Copy everything from "Currently, nearly half" down to "for CBC News." in the article below on Canadian oil and gas plans amid U.S. tariff threats.
--- Begin Document ---
Political leaders reacting to tariff threats from the United States are considering oil and gas projects that may put them at odds with Canadians seeking to protect the country’s natural resources and transition to renewable energy.
Natural Resources and Energy Minister Jonathan Wilkinson told reporters last week that the “world has changed” and no one could have predicted a U.S. president would treat Canada as an “adversary” instead of an ally.
Wilkinson said there were “vulnerabilities” in the country’s energy infrastructure and did not rule out reconsidering an oil pipeline eastward from Alberta and Saskatchewan to Ontario and Quebec, in order to avoid the U.S.
Currently, nearly half of Ontario and Quebec’s fuel needs are met by Enbridge’s Line 5 pipeline, which moves Western Canadian oil down through Michigan to Sarnia, Ontario, operating in part “at the whim of the Americans,” writes John Paul Tasker for CBC News.
Keith Stewart, a senior energy strategist at Greenpeace Canada, said that rather than considering new oil routes, “the smart play” for Canada would be to reduce its reliance on oil exports.
--- End Document ---
--- Begin Items ---
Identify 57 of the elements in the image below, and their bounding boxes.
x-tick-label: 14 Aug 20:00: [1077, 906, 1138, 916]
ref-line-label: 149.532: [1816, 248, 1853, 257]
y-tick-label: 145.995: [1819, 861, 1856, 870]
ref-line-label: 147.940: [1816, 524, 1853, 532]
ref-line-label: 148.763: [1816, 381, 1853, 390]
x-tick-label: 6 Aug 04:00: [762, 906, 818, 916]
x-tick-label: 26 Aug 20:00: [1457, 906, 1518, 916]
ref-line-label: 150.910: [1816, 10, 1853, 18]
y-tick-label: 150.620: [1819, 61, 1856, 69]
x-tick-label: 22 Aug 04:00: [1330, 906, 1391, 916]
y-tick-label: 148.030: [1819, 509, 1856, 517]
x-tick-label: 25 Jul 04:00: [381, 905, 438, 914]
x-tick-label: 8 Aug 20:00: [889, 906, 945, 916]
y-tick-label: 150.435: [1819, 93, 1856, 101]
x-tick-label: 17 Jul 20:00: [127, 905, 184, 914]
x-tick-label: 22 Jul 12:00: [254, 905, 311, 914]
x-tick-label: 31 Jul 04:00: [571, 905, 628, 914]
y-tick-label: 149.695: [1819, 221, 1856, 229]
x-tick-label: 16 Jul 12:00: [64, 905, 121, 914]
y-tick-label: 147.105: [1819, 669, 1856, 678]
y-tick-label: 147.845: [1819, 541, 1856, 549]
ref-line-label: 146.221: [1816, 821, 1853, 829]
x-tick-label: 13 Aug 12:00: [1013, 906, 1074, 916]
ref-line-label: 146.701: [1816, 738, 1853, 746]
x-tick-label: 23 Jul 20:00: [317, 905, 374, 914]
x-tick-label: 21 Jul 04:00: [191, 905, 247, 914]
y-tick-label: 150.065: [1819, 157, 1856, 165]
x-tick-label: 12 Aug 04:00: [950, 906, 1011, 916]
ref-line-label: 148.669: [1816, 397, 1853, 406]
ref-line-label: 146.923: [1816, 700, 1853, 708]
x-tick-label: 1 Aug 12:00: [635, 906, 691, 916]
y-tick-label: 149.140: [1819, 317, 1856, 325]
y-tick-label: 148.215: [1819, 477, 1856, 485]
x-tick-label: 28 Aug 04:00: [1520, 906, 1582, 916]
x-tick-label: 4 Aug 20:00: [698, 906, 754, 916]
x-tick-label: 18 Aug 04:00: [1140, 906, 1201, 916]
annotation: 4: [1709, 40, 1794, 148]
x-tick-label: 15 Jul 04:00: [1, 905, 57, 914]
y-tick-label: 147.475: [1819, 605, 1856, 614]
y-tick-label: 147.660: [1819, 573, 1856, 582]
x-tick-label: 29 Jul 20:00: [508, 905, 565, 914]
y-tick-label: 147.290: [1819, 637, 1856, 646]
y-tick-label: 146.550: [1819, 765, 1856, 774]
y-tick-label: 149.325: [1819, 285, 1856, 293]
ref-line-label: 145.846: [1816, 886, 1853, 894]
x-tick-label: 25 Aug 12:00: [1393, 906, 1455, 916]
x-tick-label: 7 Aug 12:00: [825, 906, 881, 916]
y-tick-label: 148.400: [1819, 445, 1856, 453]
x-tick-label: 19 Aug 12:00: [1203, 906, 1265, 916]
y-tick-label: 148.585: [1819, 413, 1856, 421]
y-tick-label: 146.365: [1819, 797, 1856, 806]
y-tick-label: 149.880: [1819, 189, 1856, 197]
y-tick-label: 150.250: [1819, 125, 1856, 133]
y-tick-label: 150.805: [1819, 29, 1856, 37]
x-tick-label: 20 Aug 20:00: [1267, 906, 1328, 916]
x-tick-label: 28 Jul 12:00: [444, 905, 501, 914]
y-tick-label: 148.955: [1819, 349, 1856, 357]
--- End Items ---
> [Result of the exercise]:
Currently, nearly half of Ontario and Quebec’s fuel needs are met by Enbridge’s Line 5 pipeline, which moves Western Canadian oil down through Michigan to Sarnia, Ontario, operating in part “at the whim of the Americans,” writes John Paul Tasker for CBC News.